◆ **EXCERPT TO READ**:
A fatty acid-induced decrease in pyruvate dehydrogenase activity is an important determinant of beta-cell dysfunction in the obese diabetic db/db mouse.

Abstract

We studied the effects of fatty acid oxidation on insulin secretion of db/db mice and underlying molecular mechanisms of these effects. At 2-3 months of age, db/db mice were markedly obese, hyperglycemic, and hyperinsulinemic. Serum free fatty acid (FFA) levels were increased in 2-month-old (1.5 +/- 0.1 vs. 1.1 +/- 0.1 mmol/l, P < 0.05) and 3-month-old (1.9 +/- 0.1 vs. 1.2 +/- 0.1 mmol/l, P < 0.01) mice compared with the age and sex-matched db/+ mice serving as controls. Glucose-induced insulin release from db/db islets was markedly decreased compared with that from db/+ islets and was specifically ameliorated (by 54% in 2-month-old and 38% in 3-month-old mice) by exposure to a carnitine palmitoyltransferase I inhibitor, etomoxir (1 micromol/l). Etomoxir failed to affect the insulin response to alpha-ketoisocaproate. The effect of etomoxir on glucose-induced insulin release was lost after culturing db/db islets in RPMI medium containing 22 mmol/l glucose but no fatty acid. Culture of db/+ islets with 0.125 mmol/l palmitate led to a decrease in glucose-induced insulin secretion, which was partially reversible by etomoxir. Both islet glucose oxidation and the ratio of glucose oxidation to utilization were decreased in db/db islets. Etomoxir significantly enhanced glucose oxidation by 60% and also the ratio of oxidation to glucose utilization (from 27 +/- 2.5 to 37 +/-3.0%, P < 0.05). Pyruvate dehydrogenase (PDH) activity was decreased in islets of db/db mice (75 +/-4.2 vs. 91 +/- 2.9 nU/ng DNA, P < 0.01), whereas PDH kinase activity was increased (rate of PDH inactivation -0.25 +/- 0.02 vs. - 0.11 +/- 0.02/min, P < 0.0 1). These abnormalities were partly but not wholly reversed by a 2-h preexposure to etomoxir. In conclusion, elevated FFA levels in the db/db mouse diminish glucose-induced insulin secretion by a glucose-fatty acid cycle in which fatty acid oxidation inhibits glucose oxidation by decreasing PDH activity and increasing PDH kinase activities.

◆ **RAW DATA**:
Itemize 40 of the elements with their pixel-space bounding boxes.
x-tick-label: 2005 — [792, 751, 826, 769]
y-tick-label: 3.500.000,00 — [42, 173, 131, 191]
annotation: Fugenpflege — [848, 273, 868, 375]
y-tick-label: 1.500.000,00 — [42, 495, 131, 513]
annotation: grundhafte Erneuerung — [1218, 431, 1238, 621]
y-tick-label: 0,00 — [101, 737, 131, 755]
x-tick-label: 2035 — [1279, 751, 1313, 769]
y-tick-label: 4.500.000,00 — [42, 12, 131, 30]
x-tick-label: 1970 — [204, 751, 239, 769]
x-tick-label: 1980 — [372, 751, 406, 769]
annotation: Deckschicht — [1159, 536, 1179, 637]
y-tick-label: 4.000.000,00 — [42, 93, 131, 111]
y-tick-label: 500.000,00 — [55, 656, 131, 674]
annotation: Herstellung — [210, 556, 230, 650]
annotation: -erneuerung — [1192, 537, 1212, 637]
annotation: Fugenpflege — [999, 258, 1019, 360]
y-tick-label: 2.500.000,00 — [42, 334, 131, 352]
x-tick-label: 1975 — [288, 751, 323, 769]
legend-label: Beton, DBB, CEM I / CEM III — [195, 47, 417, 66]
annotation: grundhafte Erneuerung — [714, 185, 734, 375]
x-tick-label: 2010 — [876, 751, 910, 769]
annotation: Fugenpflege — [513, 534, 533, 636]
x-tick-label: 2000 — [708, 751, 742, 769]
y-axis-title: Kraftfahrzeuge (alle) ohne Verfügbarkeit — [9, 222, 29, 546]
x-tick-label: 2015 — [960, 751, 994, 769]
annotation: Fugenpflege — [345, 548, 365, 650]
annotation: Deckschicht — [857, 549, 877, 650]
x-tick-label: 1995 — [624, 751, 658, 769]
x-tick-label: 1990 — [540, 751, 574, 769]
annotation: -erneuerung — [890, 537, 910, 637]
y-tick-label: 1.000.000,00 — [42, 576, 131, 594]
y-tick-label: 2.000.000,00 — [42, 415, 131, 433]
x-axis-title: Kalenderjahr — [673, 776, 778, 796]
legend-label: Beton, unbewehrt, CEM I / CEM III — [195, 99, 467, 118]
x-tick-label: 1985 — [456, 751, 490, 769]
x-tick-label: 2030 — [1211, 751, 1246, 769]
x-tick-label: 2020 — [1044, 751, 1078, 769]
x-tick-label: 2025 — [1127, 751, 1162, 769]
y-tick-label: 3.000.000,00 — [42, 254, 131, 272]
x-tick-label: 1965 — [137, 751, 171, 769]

◆ **TASK INSTRUCTIONS**:
[1] In the abstract on the db/db mouse, what is the authors' stated explanation for why glucose-induced insulin secretion is reduced in these mice? Answer in one to three sentences.
[2] Rewrite the paragraph of the db/db mouse abstract that begins "We studied the effects of fatty acid oxidation" as a bulleted list that keeps its main facts.
[3] According to the abstract on the db/db mouse, what concentration of etomoxir was used on the islets?

◆ **ANSWERS BY TASK**:
[1] The authors conclude that elevated free fatty acid levels in db/db mice reduce glucose-induced insulin secretion through a glucose-fatty acid cycle. In this cycle, fatty acid oxidation inhibits glucose oxidation by decreasing pyruvate dehydrogenase (PDH) activity and increasing PDH kinase activity.

[2]
- The study examined how fatty acid oxidation affects insulin secretion in db/db mice and which molecular mechanisms are involved.
- At 2–3 months of age, db/db mice were markedly obese, hyperglycemic, and hyperinsulinemic.
- Their serum free fatty acid (FFA) levels were higher than in age- and sex-matched db/+ controls: 1.5 vs. 1.1 mmol/l at 2 months and 1.9 vs. 1.2 mmol/l at 3 months.
- Glucose-induced insulin release from db/db islets was markedly lower than from db/+ islets.
- The carnitine palmitoyltransferase I inhibitor etomoxir (1 µmol/l) improved this release by 54% at 2 months and 38% at 3 months. It did not affect the insulin response to alpha-ketoisocaproate.
- Etomoxir lost its effect after db/db islets were cultured in medium containing 22 mmol/l glucose and no fatty acid.
- Culturing db/+ islets with 0.125 mmol/l palmitate reduced glucose-induced insulin secretion, and etomoxir partially reversed this reduction.
- In db/db islets, glucose oxidation and the ratio of glucose oxidation to utilization were both lower.
- Etomoxir raised glucose oxidation by 60% and increased the oxidation-to-utilization ratio from 27% to 37%.
- In db/db islets, PDH activity was lower (75 vs. 91 nU/ng DNA) and PDH kinase activity was higher. A 2-hour preexposure to etomoxir partly, but not wholly, reversed these changes.
- Conclusion: elevated FFA levels reduce glucose-induced insulin secretion through a glucose-fatty acid cycle. In this cycle, fatty acid oxidation inhibits glucose oxidation by lowering PDH activity and raising PDH kinase activity.

[3] The islets were exposed to 1 µmol/l etomoxir.